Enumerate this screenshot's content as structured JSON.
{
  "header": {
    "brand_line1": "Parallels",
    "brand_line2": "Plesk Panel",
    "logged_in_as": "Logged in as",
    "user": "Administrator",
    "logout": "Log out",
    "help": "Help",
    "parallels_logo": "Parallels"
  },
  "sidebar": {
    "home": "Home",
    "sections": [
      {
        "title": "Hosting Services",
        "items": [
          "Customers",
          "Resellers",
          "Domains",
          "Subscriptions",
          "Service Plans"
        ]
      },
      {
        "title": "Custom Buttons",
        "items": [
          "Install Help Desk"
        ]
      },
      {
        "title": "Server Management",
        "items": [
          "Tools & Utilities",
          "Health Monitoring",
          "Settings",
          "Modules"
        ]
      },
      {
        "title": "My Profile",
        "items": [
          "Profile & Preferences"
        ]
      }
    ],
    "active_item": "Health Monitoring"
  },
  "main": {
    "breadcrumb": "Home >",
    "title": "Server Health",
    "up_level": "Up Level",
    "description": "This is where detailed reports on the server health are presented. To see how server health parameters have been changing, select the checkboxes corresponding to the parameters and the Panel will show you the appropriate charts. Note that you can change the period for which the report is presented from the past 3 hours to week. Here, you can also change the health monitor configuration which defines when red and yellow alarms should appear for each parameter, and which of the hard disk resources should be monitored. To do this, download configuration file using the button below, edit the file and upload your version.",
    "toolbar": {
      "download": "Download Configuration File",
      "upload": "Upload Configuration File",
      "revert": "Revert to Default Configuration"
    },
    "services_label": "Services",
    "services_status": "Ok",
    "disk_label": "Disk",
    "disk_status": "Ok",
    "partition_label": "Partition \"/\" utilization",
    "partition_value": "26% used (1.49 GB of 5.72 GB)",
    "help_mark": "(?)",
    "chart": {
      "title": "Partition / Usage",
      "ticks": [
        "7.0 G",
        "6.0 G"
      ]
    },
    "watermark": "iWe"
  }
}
○ ○ ○ ○ ○ ○ ○
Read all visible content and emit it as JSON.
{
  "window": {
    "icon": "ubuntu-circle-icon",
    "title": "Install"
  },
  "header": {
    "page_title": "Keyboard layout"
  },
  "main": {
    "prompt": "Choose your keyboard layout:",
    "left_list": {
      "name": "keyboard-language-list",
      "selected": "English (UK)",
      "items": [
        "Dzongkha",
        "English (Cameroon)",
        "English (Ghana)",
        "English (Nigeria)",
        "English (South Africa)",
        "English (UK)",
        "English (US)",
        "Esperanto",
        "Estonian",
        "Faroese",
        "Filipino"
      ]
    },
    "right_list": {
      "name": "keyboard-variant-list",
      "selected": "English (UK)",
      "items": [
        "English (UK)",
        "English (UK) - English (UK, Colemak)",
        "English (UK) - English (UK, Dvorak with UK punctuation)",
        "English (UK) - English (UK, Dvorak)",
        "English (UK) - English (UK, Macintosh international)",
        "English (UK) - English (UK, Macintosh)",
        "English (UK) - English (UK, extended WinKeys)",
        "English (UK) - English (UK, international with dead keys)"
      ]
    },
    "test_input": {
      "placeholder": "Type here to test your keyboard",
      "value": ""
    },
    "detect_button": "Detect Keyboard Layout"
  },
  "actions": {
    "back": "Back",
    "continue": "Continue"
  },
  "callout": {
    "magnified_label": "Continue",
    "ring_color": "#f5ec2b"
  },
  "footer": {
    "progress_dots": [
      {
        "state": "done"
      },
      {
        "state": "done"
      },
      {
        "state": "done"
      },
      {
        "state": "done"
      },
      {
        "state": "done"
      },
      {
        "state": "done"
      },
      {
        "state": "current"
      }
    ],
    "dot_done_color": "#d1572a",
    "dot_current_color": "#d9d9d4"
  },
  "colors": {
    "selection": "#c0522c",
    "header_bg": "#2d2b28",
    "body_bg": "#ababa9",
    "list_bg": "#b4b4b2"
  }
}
○ ○ ○ ○ ○ ○ ○
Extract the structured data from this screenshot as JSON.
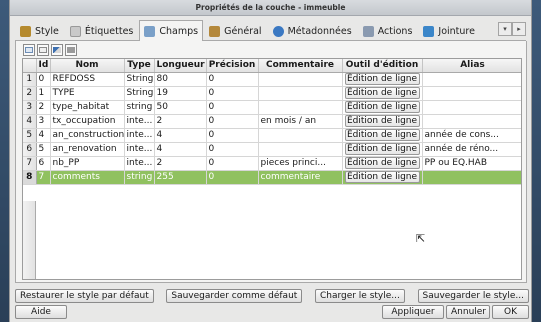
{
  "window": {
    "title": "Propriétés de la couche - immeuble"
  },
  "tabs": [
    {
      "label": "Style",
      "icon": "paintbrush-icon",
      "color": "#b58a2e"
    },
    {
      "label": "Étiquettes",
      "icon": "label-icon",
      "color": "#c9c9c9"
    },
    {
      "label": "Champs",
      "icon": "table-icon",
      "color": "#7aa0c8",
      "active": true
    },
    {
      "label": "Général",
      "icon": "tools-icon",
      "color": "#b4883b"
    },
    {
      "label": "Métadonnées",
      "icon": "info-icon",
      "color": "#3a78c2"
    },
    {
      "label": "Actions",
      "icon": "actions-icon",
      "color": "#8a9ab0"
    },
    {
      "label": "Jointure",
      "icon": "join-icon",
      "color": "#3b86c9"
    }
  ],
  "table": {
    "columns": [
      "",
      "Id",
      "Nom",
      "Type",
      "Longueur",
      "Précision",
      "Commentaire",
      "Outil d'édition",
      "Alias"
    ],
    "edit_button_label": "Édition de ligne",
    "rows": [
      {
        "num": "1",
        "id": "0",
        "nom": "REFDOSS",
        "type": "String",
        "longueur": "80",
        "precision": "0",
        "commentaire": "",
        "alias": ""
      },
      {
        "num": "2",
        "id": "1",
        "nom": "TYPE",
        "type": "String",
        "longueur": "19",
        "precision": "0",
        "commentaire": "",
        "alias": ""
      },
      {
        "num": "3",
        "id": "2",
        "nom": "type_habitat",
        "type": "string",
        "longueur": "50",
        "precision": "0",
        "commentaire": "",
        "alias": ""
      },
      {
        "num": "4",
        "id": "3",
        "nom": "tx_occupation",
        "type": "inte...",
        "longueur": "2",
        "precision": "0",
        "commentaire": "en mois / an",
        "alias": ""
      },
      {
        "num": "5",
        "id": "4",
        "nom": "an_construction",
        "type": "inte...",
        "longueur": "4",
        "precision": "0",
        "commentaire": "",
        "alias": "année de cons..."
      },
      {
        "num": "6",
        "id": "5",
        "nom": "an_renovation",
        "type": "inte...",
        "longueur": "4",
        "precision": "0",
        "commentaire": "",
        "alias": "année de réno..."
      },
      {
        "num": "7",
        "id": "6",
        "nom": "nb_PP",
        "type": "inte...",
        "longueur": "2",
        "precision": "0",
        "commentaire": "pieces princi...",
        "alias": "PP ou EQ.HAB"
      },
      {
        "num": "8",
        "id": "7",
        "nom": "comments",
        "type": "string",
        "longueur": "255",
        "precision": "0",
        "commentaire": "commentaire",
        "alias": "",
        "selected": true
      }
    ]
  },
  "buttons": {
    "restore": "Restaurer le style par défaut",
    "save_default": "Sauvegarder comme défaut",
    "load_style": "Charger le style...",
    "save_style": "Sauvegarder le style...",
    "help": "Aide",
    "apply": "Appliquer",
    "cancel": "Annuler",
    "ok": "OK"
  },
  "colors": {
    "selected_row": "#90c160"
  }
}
○ ○ ○ ○ ○ ○ ○
Exercise prompt:
From the data above, pick out each line containing "défaut" and copy it.

Result for this task:
    "restore": "Restaurer le style par défaut",
    "save_default": "Sauvegarder comme défaut",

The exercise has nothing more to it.